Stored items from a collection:
===============

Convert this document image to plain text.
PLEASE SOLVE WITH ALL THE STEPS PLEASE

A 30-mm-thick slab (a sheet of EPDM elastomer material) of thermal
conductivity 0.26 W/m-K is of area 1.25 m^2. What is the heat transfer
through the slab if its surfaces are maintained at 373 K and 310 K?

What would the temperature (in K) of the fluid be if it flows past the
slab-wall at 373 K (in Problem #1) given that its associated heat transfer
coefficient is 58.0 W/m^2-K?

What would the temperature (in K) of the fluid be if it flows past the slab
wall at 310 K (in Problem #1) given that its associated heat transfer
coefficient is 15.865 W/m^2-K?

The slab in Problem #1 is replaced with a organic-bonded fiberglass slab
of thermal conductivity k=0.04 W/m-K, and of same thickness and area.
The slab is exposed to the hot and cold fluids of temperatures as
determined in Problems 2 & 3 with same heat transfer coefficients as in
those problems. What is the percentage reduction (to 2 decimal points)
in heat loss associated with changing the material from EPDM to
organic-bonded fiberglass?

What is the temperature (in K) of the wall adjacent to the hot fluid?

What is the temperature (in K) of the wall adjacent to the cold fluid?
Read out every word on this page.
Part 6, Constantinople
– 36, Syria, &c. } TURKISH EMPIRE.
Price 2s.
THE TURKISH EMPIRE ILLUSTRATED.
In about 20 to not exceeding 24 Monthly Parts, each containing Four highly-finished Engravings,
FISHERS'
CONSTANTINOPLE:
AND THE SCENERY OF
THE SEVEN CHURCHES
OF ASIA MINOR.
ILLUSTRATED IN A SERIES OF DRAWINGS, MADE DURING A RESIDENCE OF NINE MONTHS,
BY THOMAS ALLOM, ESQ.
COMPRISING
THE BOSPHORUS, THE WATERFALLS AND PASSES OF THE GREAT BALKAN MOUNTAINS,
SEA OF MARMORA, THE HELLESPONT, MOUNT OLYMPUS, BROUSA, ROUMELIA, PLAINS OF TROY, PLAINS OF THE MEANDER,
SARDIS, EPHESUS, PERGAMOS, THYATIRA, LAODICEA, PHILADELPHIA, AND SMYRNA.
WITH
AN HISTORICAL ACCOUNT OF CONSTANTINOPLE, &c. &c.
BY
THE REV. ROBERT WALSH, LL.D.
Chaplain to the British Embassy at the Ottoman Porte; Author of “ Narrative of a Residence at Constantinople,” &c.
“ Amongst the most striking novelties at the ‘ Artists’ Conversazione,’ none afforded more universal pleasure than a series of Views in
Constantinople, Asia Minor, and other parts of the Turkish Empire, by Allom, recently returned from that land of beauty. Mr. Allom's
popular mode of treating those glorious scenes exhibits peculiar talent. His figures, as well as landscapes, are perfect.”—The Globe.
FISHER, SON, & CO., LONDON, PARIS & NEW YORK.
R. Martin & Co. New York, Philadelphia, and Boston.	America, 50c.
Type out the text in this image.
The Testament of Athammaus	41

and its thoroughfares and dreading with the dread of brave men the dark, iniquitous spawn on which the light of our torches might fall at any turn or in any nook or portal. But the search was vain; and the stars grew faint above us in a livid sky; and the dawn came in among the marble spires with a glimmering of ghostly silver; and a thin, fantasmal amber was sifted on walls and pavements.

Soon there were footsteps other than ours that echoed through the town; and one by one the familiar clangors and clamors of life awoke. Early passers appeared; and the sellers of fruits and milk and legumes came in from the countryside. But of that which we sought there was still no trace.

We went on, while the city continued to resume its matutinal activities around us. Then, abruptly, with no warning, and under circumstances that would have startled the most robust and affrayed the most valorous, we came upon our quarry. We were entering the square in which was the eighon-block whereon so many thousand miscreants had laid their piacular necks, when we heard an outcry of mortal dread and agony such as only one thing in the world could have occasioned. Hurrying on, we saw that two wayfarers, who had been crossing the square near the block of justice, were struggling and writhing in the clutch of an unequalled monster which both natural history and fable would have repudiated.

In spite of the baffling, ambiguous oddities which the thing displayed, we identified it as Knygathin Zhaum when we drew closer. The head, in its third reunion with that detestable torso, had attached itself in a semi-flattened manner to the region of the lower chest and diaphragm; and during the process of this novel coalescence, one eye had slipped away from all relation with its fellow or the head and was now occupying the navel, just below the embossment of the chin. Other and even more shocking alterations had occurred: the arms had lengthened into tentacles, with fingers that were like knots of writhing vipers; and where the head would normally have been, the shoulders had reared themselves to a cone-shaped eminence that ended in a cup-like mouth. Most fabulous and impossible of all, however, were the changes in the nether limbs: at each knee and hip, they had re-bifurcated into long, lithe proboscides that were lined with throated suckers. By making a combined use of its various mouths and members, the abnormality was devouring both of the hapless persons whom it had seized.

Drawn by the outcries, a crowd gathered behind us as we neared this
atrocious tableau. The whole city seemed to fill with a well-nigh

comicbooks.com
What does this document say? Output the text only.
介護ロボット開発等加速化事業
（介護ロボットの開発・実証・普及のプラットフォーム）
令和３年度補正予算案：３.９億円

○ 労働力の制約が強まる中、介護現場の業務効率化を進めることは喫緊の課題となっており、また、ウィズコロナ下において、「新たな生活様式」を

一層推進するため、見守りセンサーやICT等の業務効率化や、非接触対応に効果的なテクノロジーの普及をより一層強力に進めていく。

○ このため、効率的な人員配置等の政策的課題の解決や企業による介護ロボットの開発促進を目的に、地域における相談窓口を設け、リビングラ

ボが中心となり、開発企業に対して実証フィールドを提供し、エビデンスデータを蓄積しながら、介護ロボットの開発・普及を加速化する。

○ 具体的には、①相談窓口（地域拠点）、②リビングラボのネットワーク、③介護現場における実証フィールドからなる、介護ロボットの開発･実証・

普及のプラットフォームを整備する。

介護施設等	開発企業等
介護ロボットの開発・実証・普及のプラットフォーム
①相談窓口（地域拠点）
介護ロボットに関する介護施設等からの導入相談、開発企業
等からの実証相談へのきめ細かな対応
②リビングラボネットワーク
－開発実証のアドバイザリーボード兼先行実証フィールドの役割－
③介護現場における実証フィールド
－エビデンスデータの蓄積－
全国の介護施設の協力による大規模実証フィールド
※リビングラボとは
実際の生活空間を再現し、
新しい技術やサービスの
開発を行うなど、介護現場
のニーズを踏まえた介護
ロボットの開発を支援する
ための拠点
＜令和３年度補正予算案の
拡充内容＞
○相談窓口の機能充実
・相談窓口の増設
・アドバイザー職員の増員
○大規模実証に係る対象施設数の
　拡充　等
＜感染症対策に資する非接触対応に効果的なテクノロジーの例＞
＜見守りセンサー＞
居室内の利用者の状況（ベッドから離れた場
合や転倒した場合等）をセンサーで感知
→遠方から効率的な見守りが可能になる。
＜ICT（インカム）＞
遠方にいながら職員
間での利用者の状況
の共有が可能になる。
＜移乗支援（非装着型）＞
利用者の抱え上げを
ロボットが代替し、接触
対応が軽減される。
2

===============

▶ _GOAL_
Here, the records must be output exactly and in full.

▶ _SOLUTION TO THE PROBLEM_
Convert this document image to plain text.
PLEASE SOLVE WITH ALL THE STEPS PLEASE

A 30-mm-thick slab (a sheet of EPDM elastomer material) of thermal
conductivity 0.26 W/m-K is of area 1.25 m^2. What is the heat transfer
through the slab if its surfaces are maintained at 373 K and 310 K?

What would the temperature (in K) of the fluid be if it flows past the
slab-wall at 373 K (in Problem #1) given that its associated heat transfer
coefficient is 58.0 W/m^2-K?

What would the temperature (in K) of the fluid be if it flows past the slab
wall at 310 K (in Problem #1) given that its associated heat transfer
coefficient is 15.865 W/m^2-K?

The slab in Problem #1 is replaced with a organic-bonded fiberglass slab
of thermal conductivity k=0.04 W/m-K, and of same thickness and area.
The slab is exposed to the hot and cold fluids of temperatures as
determined in Problems 2 & 3 with same heat transfer coefficients as in
those problems. What is the percentage reduction (to 2 decimal points)
in heat loss associated with changing the material from EPDM to
organic-bonded fiberglass?

What is the temperature (in K) of the wall adjacent to the hot fluid?

What is the temperature (in K) of the wall adjacent to the cold fluid?
Read out every word on this page.
Part 6, Constantinople
– 36, Syria, &c. } TURKISH EMPIRE.
Price 2s.
THE TURKISH EMPIRE ILLUSTRATED.
In about 20 to not exceeding 24 Monthly Parts, each containing Four highly-finished Engravings,
FISHERS'
CONSTANTINOPLE:
AND THE SCENERY OF
THE SEVEN CHURCHES
OF ASIA MINOR.
ILLUSTRATED IN A SERIES OF DRAWINGS, MADE DURING A RESIDENCE OF NINE MONTHS,
BY THOMAS ALLOM, ESQ.
COMPRISING
THE BOSPHORUS, THE WATERFALLS AND PASSES OF THE GREAT BALKAN MOUNTAINS,
SEA OF MARMORA, THE HELLESPONT, MOUNT OLYMPUS, BROUSA, ROUMELIA, PLAINS OF TROY, PLAINS OF THE MEANDER,
SARDIS, EPHESUS, PERGAMOS, THYATIRA, LAODICEA, PHILADELPHIA, AND SMYRNA.
WITH
AN HISTORICAL ACCOUNT OF CONSTANTINOPLE, &c. &c.
BY
THE REV. ROBERT WALSH, LL.D.
Chaplain to the British Embassy at the Ottoman Porte; Author of “ Narrative of a Residence at Constantinople,” &c.
“ Amongst the most striking novelties at the ‘ Artists’ Conversazione,’ none afforded more universal pleasure than a series of Views in
Constantinople, Asia Minor, and other parts of the Turkish Empire, by Allom, recently returned from that land of beauty. Mr. Allom's
popular mode of treating those glorious scenes exhibits peculiar talent. His figures, as well as landscapes, are perfect.”—The Globe.
FISHER, SON, & CO., LONDON, PARIS & NEW YORK.
R. Martin & Co. New York, Philadelphia, and Boston.	America, 50c.
Type out the text in this image.
The Testament of Athammaus	41

and its thoroughfares and dreading with the dread of brave men the dark, iniquitous spawn on which the light of our torches might fall at any turn or in any nook or portal. But the search was vain; and the stars grew faint above us in a livid sky; and the dawn came in among the marble spires with a glimmering of ghostly silver; and a thin, fantasmal amber was sifted on walls and pavements.

Soon there were footsteps other than ours that echoed through the town; and one by one the familiar clangors and clamors of life awoke. Early passers appeared; and the sellers of fruits and milk and legumes came in from the countryside. But of that which we sought there was still no trace.

We went on, while the city continued to resume its matutinal activities around us. Then, abruptly, with no warning, and under circumstances that would have startled the most robust and affrayed the most valorous, we came upon our quarry. We were entering the square in which was the eighon-block whereon so many thousand miscreants had laid their piacular necks, when we heard an outcry of mortal dread and agony such as only one thing in the world could have occasioned. Hurrying on, we saw that two wayfarers, who had been crossing the square near the block of justice, were struggling and writhing in the clutch of an unequalled monster which both natural history and fable would have repudiated.

In spite of the baffling, ambiguous oddities which the thing displayed, we identified it as Knygathin Zhaum when we drew closer. The head, in its third reunion with that detestable torso, had attached itself in a semi-flattened manner to the region of the lower chest and diaphragm; and during the process of this novel coalescence, one eye had slipped away from all relation with its fellow or the head and was now occupying the navel, just below the embossment of the chin. Other and even more shocking alterations had occurred: the arms had lengthened into tentacles, with fingers that were like knots of writhing vipers; and where the head would normally have been, the shoulders had reared themselves to a cone-shaped eminence that ended in a cup-like mouth. Most fabulous and impossible of all, however, were the changes in the nether limbs: at each knee and hip, they had re-bifurcated into long, lithe proboscides that were lined with throated suckers. By making a combined use of its various mouths and members, the abnormality was devouring both of the hapless persons whom it had seized.

Drawn by the outcries, a crowd gathered behind us as we neared this
atrocious tableau. The whole city seemed to fill with a well-nigh

comicbooks.com
What does this document say? Output the text only.
介護ロボット開発等加速化事業
（介護ロボットの開発・実証・普及のプラットフォーム）
令和３年度補正予算案：３.９億円

○ 労働力の制約が強まる中、介護現場の業務効率化を進めることは喫緊の課題となっており、また、ウィズコロナ下において、「新たな生活様式」を

一層推進するため、見守りセンサーやICT等の業務効率化や、非接触対応に効果的なテクノロジーの普及をより一層強力に進めていく。

○ このため、効率的な人員配置等の政策的課題の解決や企業による介護ロボットの開発促進を目的に、地域における相談窓口を設け、リビングラ

ボが中心となり、開発企業に対して実証フィールドを提供し、エビデンスデータを蓄積しながら、介護ロボットの開発・普及を加速化する。

○ 具体的には、①相談窓口（地域拠点）、②リビングラボのネットワーク、③介護現場における実証フィールドからなる、介護ロボットの開発･実証・

普及のプラットフォームを整備する。

介護施設等	開発企業等
介護ロボットの開発・実証・普及のプラットフォーム
①相談窓口（地域拠点）
介護ロボットに関する介護施設等からの導入相談、開発企業
等からの実証相談へのきめ細かな対応
②リビングラボネットワーク
－開発実証のアドバイザリーボード兼先行実証フィールドの役割－
③介護現場における実証フィールド
－エビデンスデータの蓄積－
全国の介護施設の協力による大規模実証フィールド
※リビングラボとは
実際の生活空間を再現し、
新しい技術やサービスの
開発を行うなど、介護現場
のニーズを踏まえた介護
ロボットの開発を支援する
ための拠点
＜令和３年度補正予算案の
拡充内容＞
○相談窓口の機能充実
・相談窓口の増設
・アドバイザー職員の増員
○大規模実証に係る対象施設数の
　拡充　等
＜感染症対策に資する非接触対応に効果的なテクノロジーの例＞
＜見守りセンサー＞
居室内の利用者の状況（ベッドから離れた場
合や転倒した場合等）をセンサーで感知
→遠方から効率的な見守りが可能になる。
＜ICT（インカム）＞
遠方にいながら職員
間での利用者の状況
の共有が可能になる。
＜移乗支援（非装着型）＞
利用者の抱え上げを
ロボットが代替し、接触
対応が軽減される。
2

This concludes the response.